Task description
Reproduce all the entries precisely.

Data for this exercise
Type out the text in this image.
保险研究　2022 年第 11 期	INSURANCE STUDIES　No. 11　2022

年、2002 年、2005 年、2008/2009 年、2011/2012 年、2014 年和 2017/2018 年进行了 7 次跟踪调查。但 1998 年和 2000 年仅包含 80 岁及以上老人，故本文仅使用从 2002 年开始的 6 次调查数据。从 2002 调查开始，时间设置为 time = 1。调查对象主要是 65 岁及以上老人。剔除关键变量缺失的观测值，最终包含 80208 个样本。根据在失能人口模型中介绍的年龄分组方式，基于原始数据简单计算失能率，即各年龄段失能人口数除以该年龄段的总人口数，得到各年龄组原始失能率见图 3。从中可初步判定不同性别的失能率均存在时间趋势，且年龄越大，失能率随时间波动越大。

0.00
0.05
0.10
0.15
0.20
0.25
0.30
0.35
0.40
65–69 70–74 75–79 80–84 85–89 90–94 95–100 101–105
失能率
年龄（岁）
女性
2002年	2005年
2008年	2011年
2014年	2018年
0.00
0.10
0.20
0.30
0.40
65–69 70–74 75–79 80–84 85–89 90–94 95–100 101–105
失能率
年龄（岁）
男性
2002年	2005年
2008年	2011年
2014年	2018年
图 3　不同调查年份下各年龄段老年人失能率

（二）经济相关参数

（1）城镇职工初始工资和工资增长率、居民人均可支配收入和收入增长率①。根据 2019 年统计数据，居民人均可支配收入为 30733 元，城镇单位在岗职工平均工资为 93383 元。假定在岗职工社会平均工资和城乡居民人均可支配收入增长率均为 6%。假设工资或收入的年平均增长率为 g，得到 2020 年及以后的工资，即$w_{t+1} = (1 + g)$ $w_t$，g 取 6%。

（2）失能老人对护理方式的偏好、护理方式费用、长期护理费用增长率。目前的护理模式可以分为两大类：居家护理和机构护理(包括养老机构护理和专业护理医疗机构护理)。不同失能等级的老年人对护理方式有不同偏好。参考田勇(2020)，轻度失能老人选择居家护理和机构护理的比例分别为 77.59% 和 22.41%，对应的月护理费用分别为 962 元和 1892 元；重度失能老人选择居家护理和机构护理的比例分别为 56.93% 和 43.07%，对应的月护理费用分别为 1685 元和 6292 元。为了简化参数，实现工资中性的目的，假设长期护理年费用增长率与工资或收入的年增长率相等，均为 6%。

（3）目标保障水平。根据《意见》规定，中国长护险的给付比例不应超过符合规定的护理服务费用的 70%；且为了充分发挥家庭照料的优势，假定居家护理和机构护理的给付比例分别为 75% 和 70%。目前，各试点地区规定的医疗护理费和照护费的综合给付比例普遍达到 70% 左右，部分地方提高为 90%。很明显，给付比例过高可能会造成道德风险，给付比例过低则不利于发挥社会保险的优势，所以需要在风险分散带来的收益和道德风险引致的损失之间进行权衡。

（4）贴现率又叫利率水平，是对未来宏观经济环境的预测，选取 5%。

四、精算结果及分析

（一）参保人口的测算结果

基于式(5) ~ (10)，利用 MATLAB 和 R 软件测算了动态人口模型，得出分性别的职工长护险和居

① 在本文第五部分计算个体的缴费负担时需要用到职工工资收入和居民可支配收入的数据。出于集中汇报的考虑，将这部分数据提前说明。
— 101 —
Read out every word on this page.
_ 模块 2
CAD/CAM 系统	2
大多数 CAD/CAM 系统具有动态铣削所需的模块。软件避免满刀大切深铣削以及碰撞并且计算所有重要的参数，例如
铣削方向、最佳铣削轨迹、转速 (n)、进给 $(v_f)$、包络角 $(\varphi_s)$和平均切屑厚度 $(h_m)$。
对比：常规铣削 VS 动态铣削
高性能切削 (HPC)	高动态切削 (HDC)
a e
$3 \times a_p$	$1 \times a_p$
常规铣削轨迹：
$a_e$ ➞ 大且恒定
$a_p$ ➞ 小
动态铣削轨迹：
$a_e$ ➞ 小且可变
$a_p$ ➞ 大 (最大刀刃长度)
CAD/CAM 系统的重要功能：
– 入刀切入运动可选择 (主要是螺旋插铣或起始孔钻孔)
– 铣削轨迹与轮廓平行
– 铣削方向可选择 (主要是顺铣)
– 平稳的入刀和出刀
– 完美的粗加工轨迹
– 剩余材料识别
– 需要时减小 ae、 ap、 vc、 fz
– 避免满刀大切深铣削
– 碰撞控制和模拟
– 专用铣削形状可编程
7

Response to the exercise
Type out the text in this image.
保险研究　2022 年第 11 期	INSURANCE STUDIES　No. 11　2022

年、2002 年、2005 年、2008/2009 年、2011/2012 年、2014 年和 2017/2018 年进行了 7 次跟踪调查。但 1998 年和 2000 年仅包含 80 岁及以上老人，故本文仅使用从 2002 年开始的 6 次调查数据。从 2002 调查开始，时间设置为 time = 1。调查对象主要是 65 岁及以上老人。剔除关键变量缺失的观测值，最终包含 80208 个样本。根据在失能人口模型中介绍的年龄分组方式，基于原始数据简单计算失能率，即各年龄段失能人口数除以该年龄段的总人口数，得到各年龄组原始失能率见图 3。从中可初步判定不同性别的失能率均存在时间趋势，且年龄越大，失能率随时间波动越大。

0.00
0.05
0.10
0.15
0.20
0.25
0.30
0.35
0.40
65–69 70–74 75–79 80–84 85–89 90–94 95–100 101–105
失能率
年龄（岁）
女性
2002年	2005年
2008年	2011年
2014年	2018年
0.00
0.10
0.20
0.30
0.40
65–69 70–74 75–79 80–84 85–89 90–94 95–100 101–105
失能率
年龄（岁）
男性
2002年	2005年
2008年	2011年
2014年	2018年
图 3　不同调查年份下各年龄段老年人失能率

（二）经济相关参数

（1）城镇职工初始工资和工资增长率、居民人均可支配收入和收入增长率①。根据 2019 年统计数据，居民人均可支配收入为 30733 元，城镇单位在岗职工平均工资为 93383 元。假定在岗职工社会平均工资和城乡居民人均可支配收入增长率均为 6%。假设工资或收入的年平均增长率为 g，得到 2020 年及以后的工资，即$w_{t+1} = (1 + g)$ $w_t$，g 取 6%。

（2）失能老人对护理方式的偏好、护理方式费用、长期护理费用增长率。目前的护理模式可以分为两大类：居家护理和机构护理(包括养老机构护理和专业护理医疗机构护理)。不同失能等级的老年人对护理方式有不同偏好。参考田勇(2020)，轻度失能老人选择居家护理和机构护理的比例分别为 77.59% 和 22.41%，对应的月护理费用分别为 962 元和 1892 元；重度失能老人选择居家护理和机构护理的比例分别为 56.93% 和 43.07%，对应的月护理费用分别为 1685 元和 6292 元。为了简化参数，实现工资中性的目的，假设长期护理年费用增长率与工资或收入的年增长率相等，均为 6%。

（3）目标保障水平。根据《意见》规定，中国长护险的给付比例不应超过符合规定的护理服务费用的 70%；且为了充分发挥家庭照料的优势，假定居家护理和机构护理的给付比例分别为 75% 和 70%。目前，各试点地区规定的医疗护理费和照护费的综合给付比例普遍达到 70% 左右，部分地方提高为 90%。很明显，给付比例过高可能会造成道德风险，给付比例过低则不利于发挥社会保险的优势，所以需要在风险分散带来的收益和道德风险引致的损失之间进行权衡。

（4）贴现率又叫利率水平，是对未来宏观经济环境的预测，选取 5%。

四、精算结果及分析

（一）参保人口的测算结果

基于式(5) ~ (10)，利用 MATLAB 和 R 软件测算了动态人口模型，得出分性别的职工长护险和居

① 在本文第五部分计算个体的缴费负担时需要用到职工工资收入和居民可支配收入的数据。出于集中汇报的考虑，将这部分数据提前说明。
— 101 —
Read out every word on this page.
_ 模块 2
CAD/CAM 系统	2
大多数 CAD/CAM 系统具有动态铣削所需的模块。软件避免满刀大切深铣削以及碰撞并且计算所有重要的参数，例如
铣削方向、最佳铣削轨迹、转速 (n)、进给 $(v_f)$、包络角 $(\varphi_s)$和平均切屑厚度 $(h_m)$。
对比：常规铣削 VS 动态铣削
高性能切削 (HPC)	高动态切削 (HDC)
a e
$3 \times a_p$	$1 \times a_p$
常规铣削轨迹：
$a_e$ ➞ 大且恒定
$a_p$ ➞ 小
动态铣削轨迹：
$a_e$ ➞ 小且可变
$a_p$ ➞ 大 (最大刀刃长度)
CAD/CAM 系统的重要功能：
– 入刀切入运动可选择 (主要是螺旋插铣或起始孔钻孔)
– 铣削轨迹与轮廓平行
– 铣削方向可选择 (主要是顺铣)
– 平稳的入刀和出刀
– 完美的粗加工轨迹
– 剩余材料识别
– 需要时减小 ae、 ap、 vc、 fz
– 避免满刀大切深铣削
– 碰撞控制和模拟
– 专用铣削形状可编程
7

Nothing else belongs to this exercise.